• [AIM OF THE EXERCISE]: Repeat every record exactly, but keep images out of the copy.

• [RECORDS]:
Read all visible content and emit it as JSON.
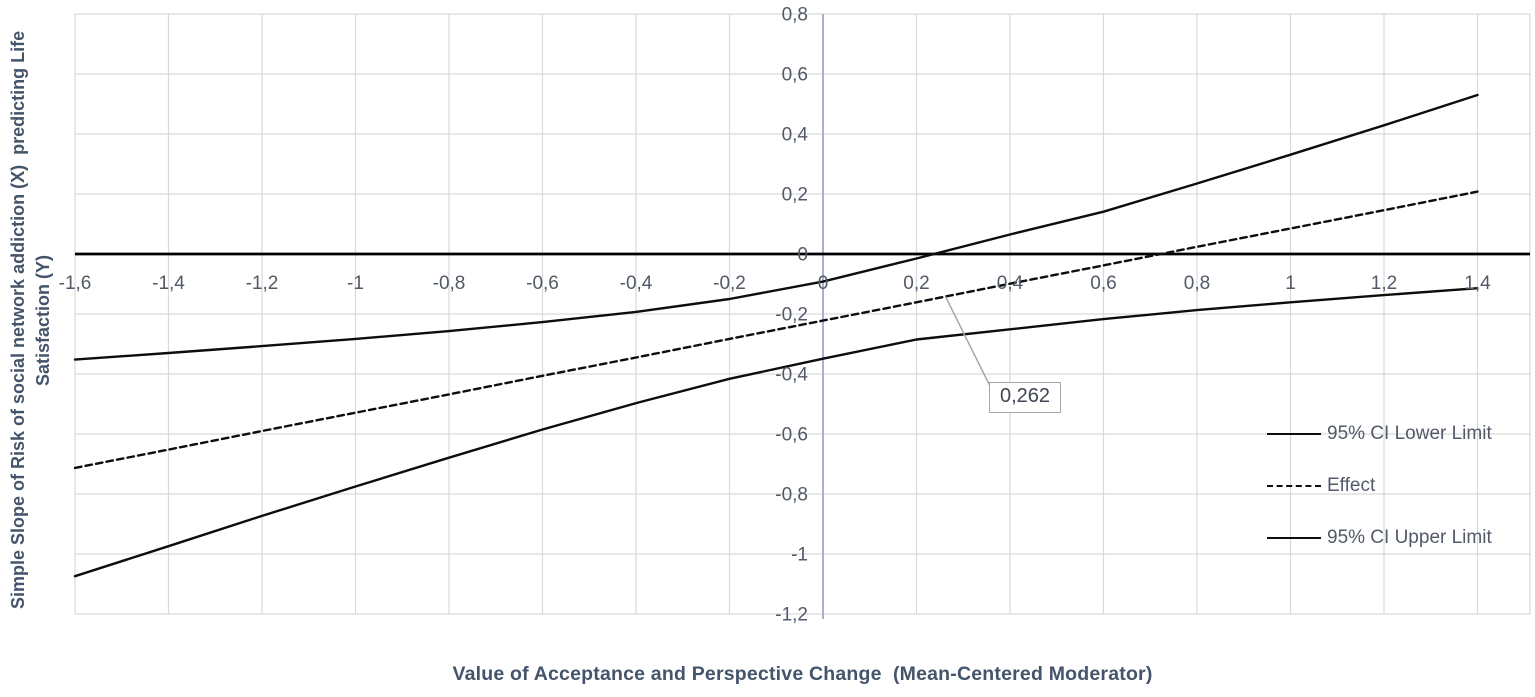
{
  "colors": {
    "background": "#ffffff",
    "series_line": "#0d0d0d",
    "gridline": "#d9d9d9",
    "zero_axis_line": "#000000",
    "vertical_zero_line": "#a3a8c4",
    "tick_label": "#525a68",
    "axis_title": "#44546a",
    "annotation_border": "#a6a6a6",
    "annotation_text": "#3e4653"
  },
  "chart_data": {
    "type": "line",
    "title": "",
    "x_axis": {
      "label": "Value of Acceptance and Perspective Change  (Mean-Centered Moderator)",
      "min": -1.6,
      "max": 1.5,
      "tick_step": 0.2,
      "tick_values": [
        -1.6,
        -1.4,
        -1.2,
        -1.0,
        -0.8,
        -0.6,
        -0.4,
        -0.2,
        0,
        0.2,
        0.4,
        0.6,
        0.8,
        1.0,
        1.2,
        1.4
      ],
      "tick_labels": [
        "-1,6",
        "-1,4",
        "-1,2",
        "-1",
        "-0,8",
        "-0,6",
        "-0,4",
        "-0,2",
        "0",
        "0,2",
        "0,4",
        "0,6",
        "0,8",
        "1",
        "1,2",
        "1,4"
      ]
    },
    "y_axis": {
      "label": "Simple Slope of Risk of social network addiction (X)  predicting Life Satisfaction (Y)",
      "label_line1": "Simple Slope of Risk of social network addiction (X)  predicting Life",
      "label_line2": "Satisfaction (Y)",
      "min": -1.2,
      "max": 0.8,
      "tick_step": 0.2,
      "tick_values": [
        0.8,
        0.6,
        0.4,
        0.2,
        0,
        -0.2,
        -0.4,
        -0.6,
        -0.8,
        -1,
        -1.2
      ],
      "tick_labels": [
        "0,8",
        "0,6",
        "0,4",
        "0,2",
        "0",
        "-0,2",
        "-0,4",
        "-0,6",
        "-0,8",
        "-1",
        "-1,2"
      ]
    },
    "grid": true,
    "x": [
      -1.6,
      -1.4,
      -1.2,
      -1.0,
      -0.8,
      -0.6,
      -0.4,
      -0.2,
      0,
      0.2,
      0.4,
      0.6,
      0.8,
      1.0,
      1.2,
      1.4
    ],
    "series": [
      {
        "name": "95% CI Lower Limit",
        "style": "solid",
        "values": [
          -1.074,
          -0.974,
          -0.873,
          -0.775,
          -0.679,
          -0.585,
          -0.497,
          -0.416,
          -0.349,
          -0.285,
          -0.251,
          -0.217,
          -0.187,
          -0.161,
          -0.137,
          -0.114
        ]
      },
      {
        "name": "Effect",
        "style": "dashed",
        "values": [
          -0.713,
          -0.652,
          -0.59,
          -0.529,
          -0.468,
          -0.406,
          -0.345,
          -0.283,
          -0.222,
          -0.161,
          -0.099,
          -0.038,
          0.024,
          0.085,
          0.146,
          0.208
        ]
      },
      {
        "name": "95% CI Upper Limit",
        "style": "solid",
        "values": [
          -0.352,
          -0.33,
          -0.307,
          -0.283,
          -0.257,
          -0.227,
          -0.193,
          -0.15,
          -0.092,
          -0.015,
          0.065,
          0.141,
          0.235,
          0.331,
          0.429,
          0.53
        ]
      }
    ],
    "legend": {
      "position": "inside-right",
      "entries": [
        "95% CI Lower Limit",
        "Effect",
        "95% CI Upper Limit"
      ]
    },
    "annotation": {
      "label": "0,262",
      "series": "Effect",
      "anchor_x": 0.262,
      "anchor_y": -0.142
    }
  }
}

• [COMPLETED EXERCISE]:
Read all visible content and emit it as JSON.
{
  "colors": {
    "background": "#ffffff",
    "series_line": "#0d0d0d",
    "gridline": "#d9d9d9",
    "zero_axis_line": "#000000",
    "vertical_zero_line": "#a3a8c4",
    "tick_label": "#525a68",
    "axis_title": "#44546a",
    "annotation_border": "#a6a6a6",
    "annotation_text": "#3e4653"
  },
  "chart_data": {
    "type": "line",
    "title": "",
    "x_axis": {
      "label": "Value of Acceptance and Perspective Change  (Mean-Centered Moderator)",
      "min": -1.6,
      "max": 1.5,
      "tick_step": 0.2,
      "tick_values": [
        -1.6,
        -1.4,
        -1.2,
        -1.0,
        -0.8,
        -0.6,
        -0.4,
        -0.2,
        0,
        0.2,
        0.4,
        0.6,
        0.8,
        1.0,
        1.2,
        1.4
      ],
      "tick_labels": [
        "-1,6",
        "-1,4",
        "-1,2",
        "-1",
        "-0,8",
        "-0,6",
        "-0,4",
        "-0,2",
        "0",
        "0,2",
        "0,4",
        "0,6",
        "0,8",
        "1",
        "1,2",
        "1,4"
      ]
    },
    "y_axis": {
      "label": "Simple Slope of Risk of social network addiction (X)  predicting Life Satisfaction (Y)",
      "label_line1": "Simple Slope of Risk of social network addiction (X)  predicting Life",
      "label_line2": "Satisfaction (Y)",
      "min": -1.2,
      "max": 0.8,
      "tick_step": 0.2,
      "tick_values": [
        0.8,
        0.6,
        0.4,
        0.2,
        0,
        -0.2,
        -0.4,
        -0.6,
        -0.8,
        -1,
        -1.2
      ],
      "tick_labels": [
        "0,8",
        "0,6",
        "0,4",
        "0,2",
        "0",
        "-0,2",
        "-0,4",
        "-0,6",
        "-0,8",
        "-1",
        "-1,2"
      ]
    },
    "grid": true,
    "x": [
      -1.6,
      -1.4,
      -1.2,
      -1.0,
      -0.8,
      -0.6,
      -0.4,
      -0.2,
      0,
      0.2,
      0.4,
      0.6,
      0.8,
      1.0,
      1.2,
      1.4
    ],
    "series": [
      {
        "name": "95% CI Lower Limit",
        "style": "solid",
        "values": [
          -1.074,
          -0.974,
          -0.873,
          -0.775,
          -0.679,
          -0.585,
          -0.497,
          -0.416,
          -0.349,
          -0.285,
          -0.251,
          -0.217,
          -0.187,
          -0.161,
          -0.137,
          -0.114
        ]
      },
      {
        "name": "Effect",
        "style": "dashed",
        "values": [
          -0.713,
          -0.652,
          -0.59,
          -0.529,
          -0.468,
          -0.406,
          -0.345,
          -0.283,
          -0.222,
          -0.161,
          -0.099,
          -0.038,
          0.024,
          0.085,
          0.146,
          0.208
        ]
      },
      {
        "name": "95% CI Upper Limit",
        "style": "solid",
        "values": [
          -0.352,
          -0.33,
          -0.307,
          -0.283,
          -0.257,
          -0.227,
          -0.193,
          -0.15,
          -0.092,
          -0.015,
          0.065,
          0.141,
          0.235,
          0.331,
          0.429,
          0.53
        ]
      }
    ],
    "legend": {
      "position": "inside-right",
      "entries": [
        "95% CI Lower Limit",
        "Effect",
        "95% CI Upper Limit"
      ]
    },
    "annotation": {
      "label": "0,262",
      "series": "Effect",
      "anchor_x": 0.262,
      "anchor_y": -0.142
    }
  }
}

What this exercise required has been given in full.